> What the task requires
Identify the lines containing the word "Documents". Copy each one.

> Data for this exercise
= = =
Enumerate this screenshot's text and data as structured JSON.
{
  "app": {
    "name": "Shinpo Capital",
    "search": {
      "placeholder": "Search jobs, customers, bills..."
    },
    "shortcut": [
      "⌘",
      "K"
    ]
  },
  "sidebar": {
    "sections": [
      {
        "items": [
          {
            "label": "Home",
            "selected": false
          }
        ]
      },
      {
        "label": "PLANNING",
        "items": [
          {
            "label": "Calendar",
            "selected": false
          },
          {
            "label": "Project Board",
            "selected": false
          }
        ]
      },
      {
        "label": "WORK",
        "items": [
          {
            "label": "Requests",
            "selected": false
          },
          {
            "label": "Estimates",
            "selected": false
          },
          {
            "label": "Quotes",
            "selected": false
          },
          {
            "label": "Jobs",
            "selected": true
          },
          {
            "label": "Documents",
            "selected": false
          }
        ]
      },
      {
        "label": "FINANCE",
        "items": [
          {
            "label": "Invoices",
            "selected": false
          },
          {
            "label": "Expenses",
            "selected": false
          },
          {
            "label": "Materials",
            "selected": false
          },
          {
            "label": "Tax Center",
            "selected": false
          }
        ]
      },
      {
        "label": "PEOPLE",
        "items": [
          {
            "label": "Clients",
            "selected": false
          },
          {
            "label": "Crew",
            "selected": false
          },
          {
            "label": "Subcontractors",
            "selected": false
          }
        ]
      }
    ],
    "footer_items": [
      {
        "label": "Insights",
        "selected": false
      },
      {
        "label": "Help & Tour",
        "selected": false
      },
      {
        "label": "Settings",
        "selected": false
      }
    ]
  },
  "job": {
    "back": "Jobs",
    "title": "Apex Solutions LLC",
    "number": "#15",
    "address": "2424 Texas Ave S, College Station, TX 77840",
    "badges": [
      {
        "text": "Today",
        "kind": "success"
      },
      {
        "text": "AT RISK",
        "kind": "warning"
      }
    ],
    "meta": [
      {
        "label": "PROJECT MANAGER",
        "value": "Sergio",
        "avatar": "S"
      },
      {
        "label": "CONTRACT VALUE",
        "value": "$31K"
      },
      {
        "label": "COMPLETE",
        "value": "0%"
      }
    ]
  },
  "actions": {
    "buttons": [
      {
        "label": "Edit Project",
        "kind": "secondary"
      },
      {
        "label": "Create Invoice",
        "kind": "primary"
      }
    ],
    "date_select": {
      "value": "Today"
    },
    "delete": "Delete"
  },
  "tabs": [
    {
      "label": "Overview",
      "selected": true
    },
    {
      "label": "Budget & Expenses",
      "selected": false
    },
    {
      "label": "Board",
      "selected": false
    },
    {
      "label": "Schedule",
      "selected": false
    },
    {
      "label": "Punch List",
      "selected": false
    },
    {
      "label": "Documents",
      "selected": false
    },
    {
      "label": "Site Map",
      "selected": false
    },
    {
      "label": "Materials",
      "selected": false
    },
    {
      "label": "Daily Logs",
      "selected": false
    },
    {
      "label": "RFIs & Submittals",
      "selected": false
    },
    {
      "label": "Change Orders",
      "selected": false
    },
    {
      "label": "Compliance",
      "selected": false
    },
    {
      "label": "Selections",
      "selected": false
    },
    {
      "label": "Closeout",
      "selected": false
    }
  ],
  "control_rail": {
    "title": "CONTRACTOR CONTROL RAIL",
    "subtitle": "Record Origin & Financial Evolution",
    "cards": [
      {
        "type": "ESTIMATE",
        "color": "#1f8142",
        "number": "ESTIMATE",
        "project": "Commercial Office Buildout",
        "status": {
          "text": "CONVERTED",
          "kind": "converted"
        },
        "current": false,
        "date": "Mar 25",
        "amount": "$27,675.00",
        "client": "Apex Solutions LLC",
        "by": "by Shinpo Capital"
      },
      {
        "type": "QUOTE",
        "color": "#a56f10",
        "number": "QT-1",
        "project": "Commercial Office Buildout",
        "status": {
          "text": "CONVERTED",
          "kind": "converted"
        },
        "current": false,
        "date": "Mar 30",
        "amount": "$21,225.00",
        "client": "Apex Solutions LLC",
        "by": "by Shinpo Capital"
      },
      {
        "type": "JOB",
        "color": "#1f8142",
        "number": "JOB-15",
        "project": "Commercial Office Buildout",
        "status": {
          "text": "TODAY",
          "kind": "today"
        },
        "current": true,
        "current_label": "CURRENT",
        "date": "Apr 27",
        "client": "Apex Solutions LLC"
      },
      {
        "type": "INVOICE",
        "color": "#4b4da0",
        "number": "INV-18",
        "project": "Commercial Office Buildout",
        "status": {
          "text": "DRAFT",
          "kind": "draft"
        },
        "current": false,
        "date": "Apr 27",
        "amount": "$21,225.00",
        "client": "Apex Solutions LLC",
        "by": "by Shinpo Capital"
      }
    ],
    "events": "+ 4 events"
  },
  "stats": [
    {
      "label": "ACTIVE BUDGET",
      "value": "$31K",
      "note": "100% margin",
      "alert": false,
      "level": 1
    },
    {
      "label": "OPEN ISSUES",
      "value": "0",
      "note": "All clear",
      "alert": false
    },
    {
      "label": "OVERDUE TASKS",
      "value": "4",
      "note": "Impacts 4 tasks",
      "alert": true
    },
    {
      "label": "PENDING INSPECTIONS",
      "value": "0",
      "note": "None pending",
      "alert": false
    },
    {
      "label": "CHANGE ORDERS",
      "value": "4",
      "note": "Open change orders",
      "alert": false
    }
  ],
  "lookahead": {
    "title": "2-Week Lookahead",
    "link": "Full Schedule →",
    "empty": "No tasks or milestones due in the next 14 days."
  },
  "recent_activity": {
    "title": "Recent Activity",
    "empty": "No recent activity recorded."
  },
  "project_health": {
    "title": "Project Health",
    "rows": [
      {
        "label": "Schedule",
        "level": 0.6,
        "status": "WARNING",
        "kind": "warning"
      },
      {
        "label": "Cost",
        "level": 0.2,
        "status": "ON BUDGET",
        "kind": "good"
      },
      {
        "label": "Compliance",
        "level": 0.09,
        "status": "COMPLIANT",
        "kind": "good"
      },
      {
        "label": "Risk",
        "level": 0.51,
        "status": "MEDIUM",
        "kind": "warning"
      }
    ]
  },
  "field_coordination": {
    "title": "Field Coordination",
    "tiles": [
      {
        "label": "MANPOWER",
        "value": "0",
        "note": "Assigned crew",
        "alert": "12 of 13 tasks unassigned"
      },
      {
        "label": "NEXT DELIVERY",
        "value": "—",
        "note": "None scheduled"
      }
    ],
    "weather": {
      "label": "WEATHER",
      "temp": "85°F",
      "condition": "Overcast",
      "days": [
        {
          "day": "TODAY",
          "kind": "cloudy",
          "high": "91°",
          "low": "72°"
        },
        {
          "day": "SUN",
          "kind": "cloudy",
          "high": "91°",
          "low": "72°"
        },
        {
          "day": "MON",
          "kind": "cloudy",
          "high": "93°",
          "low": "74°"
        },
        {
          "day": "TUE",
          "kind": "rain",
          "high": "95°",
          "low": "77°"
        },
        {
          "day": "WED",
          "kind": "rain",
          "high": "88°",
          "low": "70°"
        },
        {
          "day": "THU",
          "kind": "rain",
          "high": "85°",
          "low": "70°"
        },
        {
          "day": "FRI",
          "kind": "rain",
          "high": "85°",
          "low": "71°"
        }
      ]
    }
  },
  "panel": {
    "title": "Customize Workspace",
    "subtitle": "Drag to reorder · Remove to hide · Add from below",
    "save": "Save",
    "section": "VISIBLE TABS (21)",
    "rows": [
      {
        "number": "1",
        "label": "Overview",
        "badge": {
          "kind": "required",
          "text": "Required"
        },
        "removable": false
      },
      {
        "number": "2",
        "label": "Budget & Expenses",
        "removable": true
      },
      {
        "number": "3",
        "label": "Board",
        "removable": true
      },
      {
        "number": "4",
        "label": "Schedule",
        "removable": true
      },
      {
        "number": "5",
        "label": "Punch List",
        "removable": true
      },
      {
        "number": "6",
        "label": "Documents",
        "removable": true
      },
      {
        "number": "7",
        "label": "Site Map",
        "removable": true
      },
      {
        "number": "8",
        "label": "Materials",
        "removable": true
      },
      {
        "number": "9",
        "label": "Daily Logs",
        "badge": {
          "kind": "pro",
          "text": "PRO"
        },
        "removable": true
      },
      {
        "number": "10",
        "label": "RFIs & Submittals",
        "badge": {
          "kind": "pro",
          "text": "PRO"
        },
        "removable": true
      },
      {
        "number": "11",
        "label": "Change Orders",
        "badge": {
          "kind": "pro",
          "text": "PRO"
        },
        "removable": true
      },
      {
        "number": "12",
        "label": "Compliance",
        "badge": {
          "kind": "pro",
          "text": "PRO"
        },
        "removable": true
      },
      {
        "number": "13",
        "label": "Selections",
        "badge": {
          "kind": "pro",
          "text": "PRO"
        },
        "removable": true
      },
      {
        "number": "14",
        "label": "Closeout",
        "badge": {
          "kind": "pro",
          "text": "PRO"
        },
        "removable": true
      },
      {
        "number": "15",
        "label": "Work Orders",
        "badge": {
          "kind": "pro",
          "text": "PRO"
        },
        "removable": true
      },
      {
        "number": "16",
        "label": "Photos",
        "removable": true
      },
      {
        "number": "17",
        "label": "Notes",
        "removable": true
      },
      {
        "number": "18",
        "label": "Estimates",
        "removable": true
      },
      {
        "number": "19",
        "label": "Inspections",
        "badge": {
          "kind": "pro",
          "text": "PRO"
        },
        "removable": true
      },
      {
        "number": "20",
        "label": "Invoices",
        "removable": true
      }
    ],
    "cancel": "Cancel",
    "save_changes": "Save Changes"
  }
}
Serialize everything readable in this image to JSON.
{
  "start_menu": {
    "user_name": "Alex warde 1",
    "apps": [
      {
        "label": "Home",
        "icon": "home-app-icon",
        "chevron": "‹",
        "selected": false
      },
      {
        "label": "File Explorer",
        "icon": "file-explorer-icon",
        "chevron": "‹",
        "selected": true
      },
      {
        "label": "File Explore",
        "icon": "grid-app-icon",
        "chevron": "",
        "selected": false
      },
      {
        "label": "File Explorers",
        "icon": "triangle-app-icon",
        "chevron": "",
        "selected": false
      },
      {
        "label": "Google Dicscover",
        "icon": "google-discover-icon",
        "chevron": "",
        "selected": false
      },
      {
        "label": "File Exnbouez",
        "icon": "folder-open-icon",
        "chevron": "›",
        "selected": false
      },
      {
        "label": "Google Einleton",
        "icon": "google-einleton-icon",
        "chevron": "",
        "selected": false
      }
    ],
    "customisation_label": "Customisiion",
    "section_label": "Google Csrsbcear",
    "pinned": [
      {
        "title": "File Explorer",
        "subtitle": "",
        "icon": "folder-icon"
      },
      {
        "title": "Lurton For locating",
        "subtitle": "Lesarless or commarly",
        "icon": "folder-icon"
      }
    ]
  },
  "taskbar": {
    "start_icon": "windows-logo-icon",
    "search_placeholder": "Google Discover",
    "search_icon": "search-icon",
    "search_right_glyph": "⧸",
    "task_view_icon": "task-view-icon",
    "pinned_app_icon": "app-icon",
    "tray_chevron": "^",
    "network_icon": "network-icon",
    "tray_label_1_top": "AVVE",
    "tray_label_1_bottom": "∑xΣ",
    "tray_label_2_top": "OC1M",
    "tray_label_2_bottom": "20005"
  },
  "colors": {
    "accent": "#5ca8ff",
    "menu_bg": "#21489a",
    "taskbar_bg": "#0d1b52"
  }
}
= = =
> Task result
            "label": "Documents",
      "label": "Documents",
        "label": "Documents",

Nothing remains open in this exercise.